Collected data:

☆ ☆ ☆ ☆ ☆

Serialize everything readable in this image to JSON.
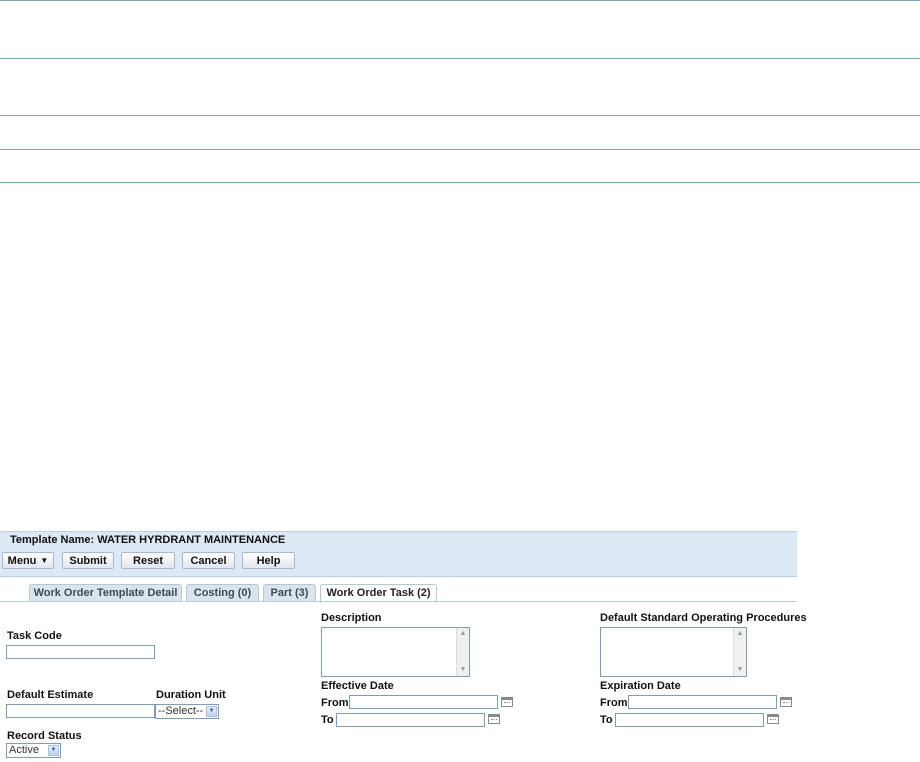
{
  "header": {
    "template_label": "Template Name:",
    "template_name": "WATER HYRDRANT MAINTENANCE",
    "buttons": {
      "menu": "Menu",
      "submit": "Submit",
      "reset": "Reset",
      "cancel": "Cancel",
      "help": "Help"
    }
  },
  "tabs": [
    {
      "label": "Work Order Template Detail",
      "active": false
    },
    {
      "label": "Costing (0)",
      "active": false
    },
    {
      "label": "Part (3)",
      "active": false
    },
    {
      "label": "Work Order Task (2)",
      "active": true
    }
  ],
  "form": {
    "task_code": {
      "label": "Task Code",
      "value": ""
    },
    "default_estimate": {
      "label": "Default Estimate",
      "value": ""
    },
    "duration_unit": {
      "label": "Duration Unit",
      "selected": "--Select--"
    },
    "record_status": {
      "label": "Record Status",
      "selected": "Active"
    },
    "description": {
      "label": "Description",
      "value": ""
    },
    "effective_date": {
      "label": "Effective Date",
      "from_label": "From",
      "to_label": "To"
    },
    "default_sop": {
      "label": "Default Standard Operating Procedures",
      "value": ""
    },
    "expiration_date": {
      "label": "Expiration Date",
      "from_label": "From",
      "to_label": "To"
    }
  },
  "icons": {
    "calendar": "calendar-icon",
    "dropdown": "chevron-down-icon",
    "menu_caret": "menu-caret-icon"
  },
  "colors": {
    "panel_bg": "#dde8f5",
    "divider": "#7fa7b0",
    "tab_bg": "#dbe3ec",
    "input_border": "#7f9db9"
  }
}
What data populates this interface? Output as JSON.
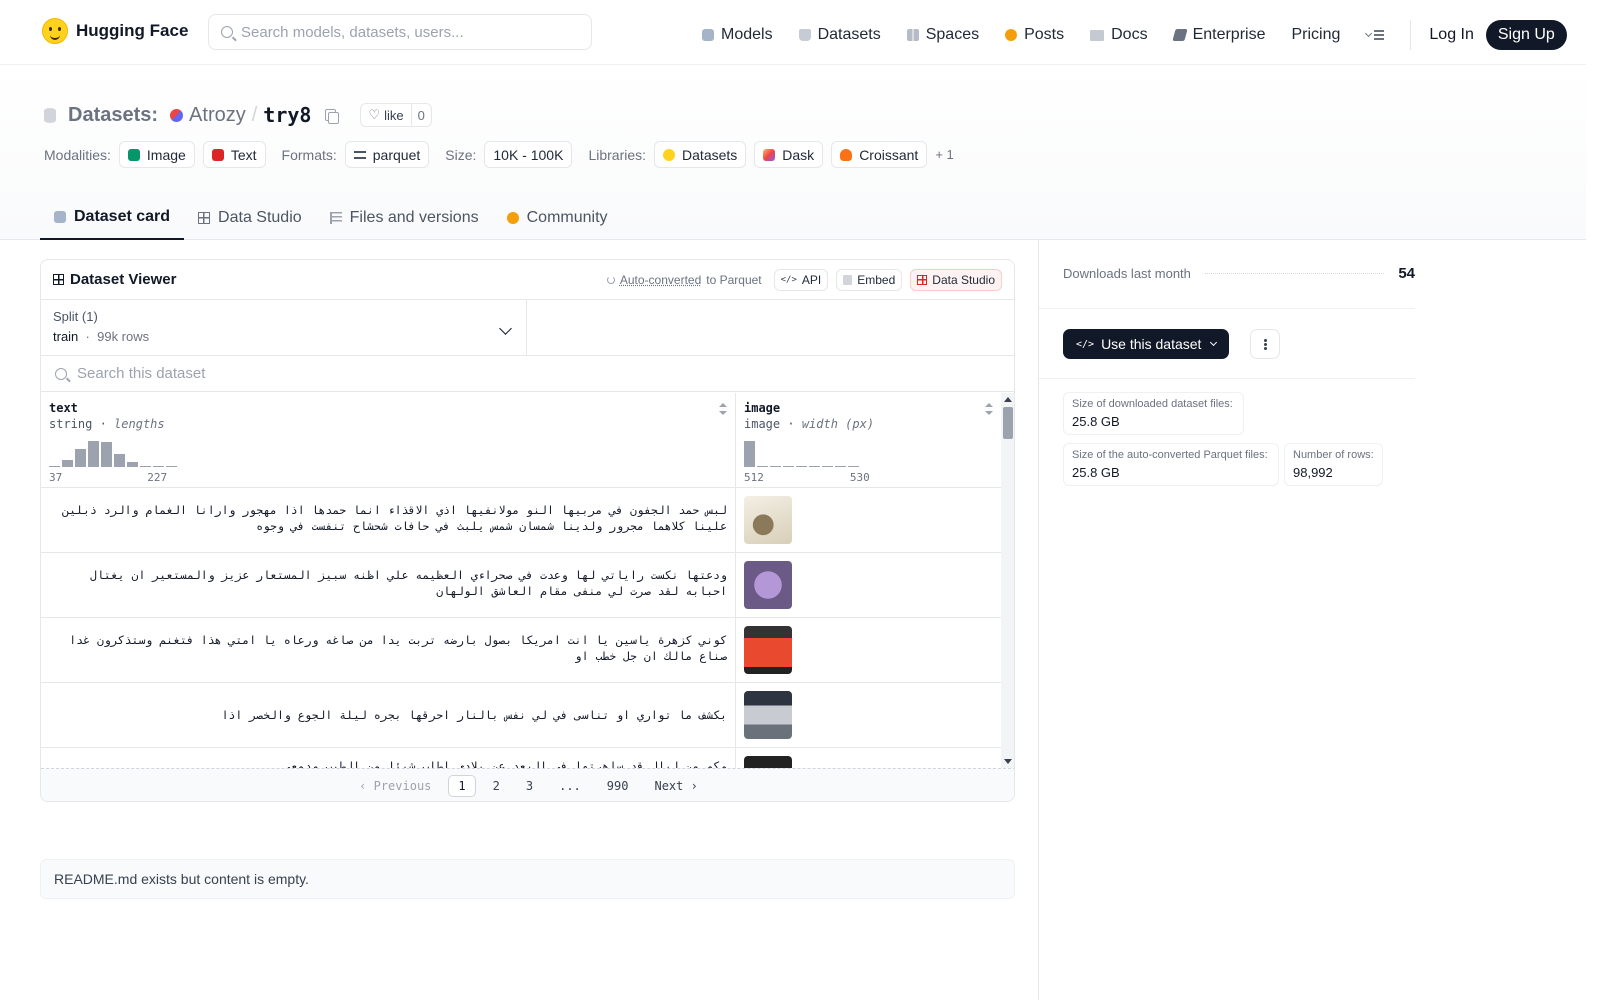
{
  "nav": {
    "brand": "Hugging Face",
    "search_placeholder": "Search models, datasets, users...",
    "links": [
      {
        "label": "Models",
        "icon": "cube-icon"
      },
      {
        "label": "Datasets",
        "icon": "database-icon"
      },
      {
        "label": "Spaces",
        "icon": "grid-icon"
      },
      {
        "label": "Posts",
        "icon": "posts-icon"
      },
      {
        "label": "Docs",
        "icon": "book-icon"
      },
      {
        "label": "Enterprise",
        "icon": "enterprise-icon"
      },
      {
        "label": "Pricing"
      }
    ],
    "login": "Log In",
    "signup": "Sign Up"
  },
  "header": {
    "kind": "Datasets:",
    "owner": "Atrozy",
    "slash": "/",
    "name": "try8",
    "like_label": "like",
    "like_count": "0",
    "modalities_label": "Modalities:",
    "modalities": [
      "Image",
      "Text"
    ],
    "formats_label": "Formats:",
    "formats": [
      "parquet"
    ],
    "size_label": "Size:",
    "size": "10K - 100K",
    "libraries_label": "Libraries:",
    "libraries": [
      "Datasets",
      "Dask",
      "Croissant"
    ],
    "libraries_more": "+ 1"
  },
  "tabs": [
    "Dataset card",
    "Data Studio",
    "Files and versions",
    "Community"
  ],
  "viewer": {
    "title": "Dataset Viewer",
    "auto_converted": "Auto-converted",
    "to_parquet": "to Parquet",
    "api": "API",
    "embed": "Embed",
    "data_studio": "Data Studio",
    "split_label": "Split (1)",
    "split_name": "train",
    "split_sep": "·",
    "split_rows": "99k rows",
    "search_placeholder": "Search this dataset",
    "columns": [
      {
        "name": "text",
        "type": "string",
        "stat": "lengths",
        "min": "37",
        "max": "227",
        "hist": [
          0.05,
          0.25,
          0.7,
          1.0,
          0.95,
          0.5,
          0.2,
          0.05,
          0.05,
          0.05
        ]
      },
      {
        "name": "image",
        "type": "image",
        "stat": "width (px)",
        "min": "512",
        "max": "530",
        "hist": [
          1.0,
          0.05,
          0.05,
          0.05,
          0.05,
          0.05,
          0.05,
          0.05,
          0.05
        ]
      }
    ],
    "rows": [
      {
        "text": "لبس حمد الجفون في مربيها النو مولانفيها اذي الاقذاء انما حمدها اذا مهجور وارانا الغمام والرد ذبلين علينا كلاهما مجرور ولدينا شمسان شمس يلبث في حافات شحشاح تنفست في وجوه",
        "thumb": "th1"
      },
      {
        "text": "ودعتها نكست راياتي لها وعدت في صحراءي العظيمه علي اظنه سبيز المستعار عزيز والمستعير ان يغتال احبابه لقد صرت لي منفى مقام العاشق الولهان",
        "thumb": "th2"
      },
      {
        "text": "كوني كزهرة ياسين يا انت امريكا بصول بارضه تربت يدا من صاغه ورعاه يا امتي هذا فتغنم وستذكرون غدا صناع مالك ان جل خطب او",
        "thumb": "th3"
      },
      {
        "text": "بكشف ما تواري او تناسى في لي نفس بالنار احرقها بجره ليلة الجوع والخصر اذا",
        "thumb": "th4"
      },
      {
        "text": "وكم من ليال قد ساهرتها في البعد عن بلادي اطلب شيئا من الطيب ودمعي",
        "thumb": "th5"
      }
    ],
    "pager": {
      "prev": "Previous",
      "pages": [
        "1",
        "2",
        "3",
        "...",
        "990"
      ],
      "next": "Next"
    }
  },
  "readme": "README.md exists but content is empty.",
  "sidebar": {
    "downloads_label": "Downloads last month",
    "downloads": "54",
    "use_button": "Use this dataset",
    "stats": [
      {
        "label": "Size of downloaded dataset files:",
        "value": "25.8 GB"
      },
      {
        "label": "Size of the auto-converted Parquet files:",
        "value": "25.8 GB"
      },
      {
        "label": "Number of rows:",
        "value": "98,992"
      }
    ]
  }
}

☆ ☆ ☆ ☆ ☆

# Written exercise:
Only the number is wanted: how many lines of these entries contain the string "this"?

# Final result:
4